**PROVIDED RECORDS**
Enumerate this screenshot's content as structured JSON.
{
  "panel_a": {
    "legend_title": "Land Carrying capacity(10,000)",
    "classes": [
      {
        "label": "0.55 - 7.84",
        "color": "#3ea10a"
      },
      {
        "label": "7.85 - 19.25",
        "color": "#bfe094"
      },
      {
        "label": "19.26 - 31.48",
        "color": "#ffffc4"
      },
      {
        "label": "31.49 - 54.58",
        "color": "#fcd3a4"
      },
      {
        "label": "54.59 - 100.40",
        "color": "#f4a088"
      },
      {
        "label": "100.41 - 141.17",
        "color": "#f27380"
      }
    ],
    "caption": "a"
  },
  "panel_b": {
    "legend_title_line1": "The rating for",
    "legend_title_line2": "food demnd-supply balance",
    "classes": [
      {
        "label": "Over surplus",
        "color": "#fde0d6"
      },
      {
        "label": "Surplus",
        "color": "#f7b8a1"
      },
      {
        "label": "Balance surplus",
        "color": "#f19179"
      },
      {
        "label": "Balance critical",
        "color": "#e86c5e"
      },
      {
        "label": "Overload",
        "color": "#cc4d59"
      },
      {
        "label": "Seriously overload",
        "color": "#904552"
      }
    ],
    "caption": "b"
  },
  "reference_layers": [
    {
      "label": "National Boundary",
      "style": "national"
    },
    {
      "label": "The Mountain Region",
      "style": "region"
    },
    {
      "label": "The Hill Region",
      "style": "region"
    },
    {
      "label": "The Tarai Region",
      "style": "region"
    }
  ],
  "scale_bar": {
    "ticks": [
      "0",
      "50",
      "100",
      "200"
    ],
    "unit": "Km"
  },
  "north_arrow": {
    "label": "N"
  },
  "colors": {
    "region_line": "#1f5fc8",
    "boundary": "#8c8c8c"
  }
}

**WHAT THE TASK ASKS**
Return all of the entries exactly as they were supplied.

**RESPONSE TO THIS EXERCISE**
Enumerate this screenshot's content as structured JSON.
{
  "panel_a": {
    "legend_title": "Land Carrying capacity(10,000)",
    "classes": [
      {
        "label": "0.55 - 7.84",
        "color": "#3ea10a"
      },
      {
        "label": "7.85 - 19.25",
        "color": "#bfe094"
      },
      {
        "label": "19.26 - 31.48",
        "color": "#ffffc4"
      },
      {
        "label": "31.49 - 54.58",
        "color": "#fcd3a4"
      },
      {
        "label": "54.59 - 100.40",
        "color": "#f4a088"
      },
      {
        "label": "100.41 - 141.17",
        "color": "#f27380"
      }
    ],
    "caption": "a"
  },
  "panel_b": {
    "legend_title_line1": "The rating for",
    "legend_title_line2": "food demnd-supply balance",
    "classes": [
      {
        "label": "Over surplus",
        "color": "#fde0d6"
      },
      {
        "label": "Surplus",
        "color": "#f7b8a1"
      },
      {
        "label": "Balance surplus",
        "color": "#f19179"
      },
      {
        "label": "Balance critical",
        "color": "#e86c5e"
      },
      {
        "label": "Overload",
        "color": "#cc4d59"
      },
      {
        "label": "Seriously overload",
        "color": "#904552"
      }
    ],
    "caption": "b"
  },
  "reference_layers": [
    {
      "label": "National Boundary",
      "style": "national"
    },
    {
      "label": "The Mountain Region",
      "style": "region"
    },
    {
      "label": "The Hill Region",
      "style": "region"
    },
    {
      "label": "The Tarai Region",
      "style": "region"
    }
  ],
  "scale_bar": {
    "ticks": [
      "0",
      "50",
      "100",
      "200"
    ],
    "unit": "Km"
  },
  "north_arrow": {
    "label": "N"
  },
  "colors": {
    "region_line": "#1f5fc8",
    "boundary": "#8c8c8c"
  }
}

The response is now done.